→ Exercise:
Repeat each record below exactly as given.

→ The records:
··········

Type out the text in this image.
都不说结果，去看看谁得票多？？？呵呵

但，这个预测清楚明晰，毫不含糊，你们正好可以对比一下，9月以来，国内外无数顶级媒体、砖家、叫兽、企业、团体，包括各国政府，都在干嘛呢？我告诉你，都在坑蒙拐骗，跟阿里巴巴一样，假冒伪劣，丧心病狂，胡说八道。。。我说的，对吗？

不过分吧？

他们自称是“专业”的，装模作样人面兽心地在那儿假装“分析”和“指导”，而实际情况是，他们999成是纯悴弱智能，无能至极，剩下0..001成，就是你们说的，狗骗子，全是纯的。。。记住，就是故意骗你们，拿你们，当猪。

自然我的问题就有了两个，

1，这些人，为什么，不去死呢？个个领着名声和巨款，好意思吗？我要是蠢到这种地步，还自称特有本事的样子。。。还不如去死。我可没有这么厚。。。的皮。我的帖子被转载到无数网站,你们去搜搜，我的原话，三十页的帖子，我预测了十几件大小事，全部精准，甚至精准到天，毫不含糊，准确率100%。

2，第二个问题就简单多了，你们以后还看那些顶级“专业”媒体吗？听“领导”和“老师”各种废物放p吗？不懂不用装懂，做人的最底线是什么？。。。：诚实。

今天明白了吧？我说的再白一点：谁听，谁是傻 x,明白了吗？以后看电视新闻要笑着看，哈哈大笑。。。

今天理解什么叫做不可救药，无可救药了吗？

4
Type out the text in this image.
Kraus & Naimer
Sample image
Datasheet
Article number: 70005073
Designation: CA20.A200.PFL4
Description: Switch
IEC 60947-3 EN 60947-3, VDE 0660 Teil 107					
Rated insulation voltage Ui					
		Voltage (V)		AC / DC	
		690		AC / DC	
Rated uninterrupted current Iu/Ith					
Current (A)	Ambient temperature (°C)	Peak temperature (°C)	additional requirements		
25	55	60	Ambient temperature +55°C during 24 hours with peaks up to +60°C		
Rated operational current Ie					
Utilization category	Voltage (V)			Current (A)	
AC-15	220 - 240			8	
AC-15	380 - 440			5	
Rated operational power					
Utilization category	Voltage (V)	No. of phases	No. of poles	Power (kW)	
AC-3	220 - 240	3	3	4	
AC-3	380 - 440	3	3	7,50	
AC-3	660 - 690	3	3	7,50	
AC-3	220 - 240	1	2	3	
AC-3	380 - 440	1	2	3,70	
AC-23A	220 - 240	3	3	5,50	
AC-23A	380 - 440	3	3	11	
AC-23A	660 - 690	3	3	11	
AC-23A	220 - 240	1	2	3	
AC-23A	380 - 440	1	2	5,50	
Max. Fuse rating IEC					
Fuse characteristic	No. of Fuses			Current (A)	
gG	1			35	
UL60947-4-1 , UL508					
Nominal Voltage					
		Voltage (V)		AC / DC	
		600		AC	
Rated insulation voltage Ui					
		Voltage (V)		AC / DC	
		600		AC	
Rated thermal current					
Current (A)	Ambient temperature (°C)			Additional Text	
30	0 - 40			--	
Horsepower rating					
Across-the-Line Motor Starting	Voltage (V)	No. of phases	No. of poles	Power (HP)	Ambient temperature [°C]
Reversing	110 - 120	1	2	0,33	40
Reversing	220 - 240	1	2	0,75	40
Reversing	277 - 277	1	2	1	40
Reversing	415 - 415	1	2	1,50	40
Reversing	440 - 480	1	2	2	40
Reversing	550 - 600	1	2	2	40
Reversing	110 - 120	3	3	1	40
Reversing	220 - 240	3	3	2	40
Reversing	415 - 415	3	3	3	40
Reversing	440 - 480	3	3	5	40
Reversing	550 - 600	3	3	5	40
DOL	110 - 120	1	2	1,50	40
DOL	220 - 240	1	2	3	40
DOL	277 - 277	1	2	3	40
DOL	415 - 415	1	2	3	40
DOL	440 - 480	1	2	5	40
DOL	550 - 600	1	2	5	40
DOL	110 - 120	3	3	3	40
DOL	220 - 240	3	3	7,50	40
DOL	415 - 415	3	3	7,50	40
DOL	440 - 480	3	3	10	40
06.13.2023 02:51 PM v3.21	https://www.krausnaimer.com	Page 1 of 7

··········

→ The answer:
Type out the text in this image.
都不说结果，去看看谁得票多？？？呵呵

但，这个预测清楚明晰，毫不含糊，你们正好可以对比一下，9月以来，国内外无数顶级媒体、砖家、叫兽、企业、团体，包括各国政府，都在干嘛呢？我告诉你，都在坑蒙拐骗，跟阿里巴巴一样，假冒伪劣，丧心病狂，胡说八道。。。我说的，对吗？

不过分吧？

他们自称是“专业”的，装模作样人面兽心地在那儿假装“分析”和“指导”，而实际情况是，他们999成是纯悴弱智能，无能至极，剩下0..001成，就是你们说的，狗骗子，全是纯的。。。记住，就是故意骗你们，拿你们，当猪。

自然我的问题就有了两个，

1，这些人，为什么，不去死呢？个个领着名声和巨款，好意思吗？我要是蠢到这种地步，还自称特有本事的样子。。。还不如去死。我可没有这么厚。。。的皮。我的帖子被转载到无数网站,你们去搜搜，我的原话，三十页的帖子，我预测了十几件大小事，全部精准，甚至精准到天，毫不含糊，准确率100%。

2，第二个问题就简单多了，你们以后还看那些顶级“专业”媒体吗？听“领导”和“老师”各种废物放p吗？不懂不用装懂，做人的最底线是什么？。。。：诚实。

今天明白了吧？我说的再白一点：谁听，谁是傻 x,明白了吗？以后看电视新闻要笑着看，哈哈大笑。。。

今天理解什么叫做不可救药，无可救药了吗？

4
Type out the text in this image.
Kraus & Naimer
Sample image
Datasheet
Article number: 70005073
Designation: CA20.A200.PFL4
Description: Switch
IEC 60947-3 EN 60947-3, VDE 0660 Teil 107					
Rated insulation voltage Ui					
		Voltage (V)		AC / DC	
		690		AC / DC	
Rated uninterrupted current Iu/Ith					
Current (A)	Ambient temperature (°C)	Peak temperature (°C)	additional requirements		
25	55	60	Ambient temperature +55°C during 24 hours with peaks up to +60°C		
Rated operational current Ie					
Utilization category	Voltage (V)			Current (A)	
AC-15	220 - 240			8	
AC-15	380 - 440			5	
Rated operational power					
Utilization category	Voltage (V)	No. of phases	No. of poles	Power (kW)	
AC-3	220 - 240	3	3	4	
AC-3	380 - 440	3	3	7,50	
AC-3	660 - 690	3	3	7,50	
AC-3	220 - 240	1	2	3	
AC-3	380 - 440	1	2	3,70	
AC-23A	220 - 240	3	3	5,50	
AC-23A	380 - 440	3	3	11	
AC-23A	660 - 690	3	3	11	
AC-23A	220 - 240	1	2	3	
AC-23A	380 - 440	1	2	5,50	
Max. Fuse rating IEC					
Fuse characteristic	No. of Fuses			Current (A)	
gG	1			35	
UL60947-4-1 , UL508					
Nominal Voltage					
		Voltage (V)		AC / DC	
		600		AC	
Rated insulation voltage Ui					
		Voltage (V)		AC / DC	
		600		AC	
Rated thermal current					
Current (A)	Ambient temperature (°C)			Additional Text	
30	0 - 40			--	
Horsepower rating					
Across-the-Line Motor Starting	Voltage (V)	No. of phases	No. of poles	Power (HP)	Ambient temperature [°C]
Reversing	110 - 120	1	2	0,33	40
Reversing	220 - 240	1	2	0,75	40
Reversing	277 - 277	1	2	1	40
Reversing	415 - 415	1	2	1,50	40
Reversing	440 - 480	1	2	2	40
Reversing	550 - 600	1	2	2	40
Reversing	110 - 120	3	3	1	40
Reversing	220 - 240	3	3	2	40
Reversing	415 - 415	3	3	3	40
Reversing	440 - 480	3	3	5	40
Reversing	550 - 600	3	3	5	40
DOL	110 - 120	1	2	1,50	40
DOL	220 - 240	1	2	3	40
DOL	277 - 277	1	2	3	40
DOL	415 - 415	1	2	3	40
DOL	440 - 480	1	2	5	40
DOL	550 - 600	1	2	5	40
DOL	110 - 120	3	3	3	40
DOL	220 - 240	3	3	7,50	40
DOL	415 - 415	3	3	7,50	40
DOL	440 - 480	3	3	10	40
06.13.2023 02:51 PM v3.21	https://www.krausnaimer.com	Page 1 of 7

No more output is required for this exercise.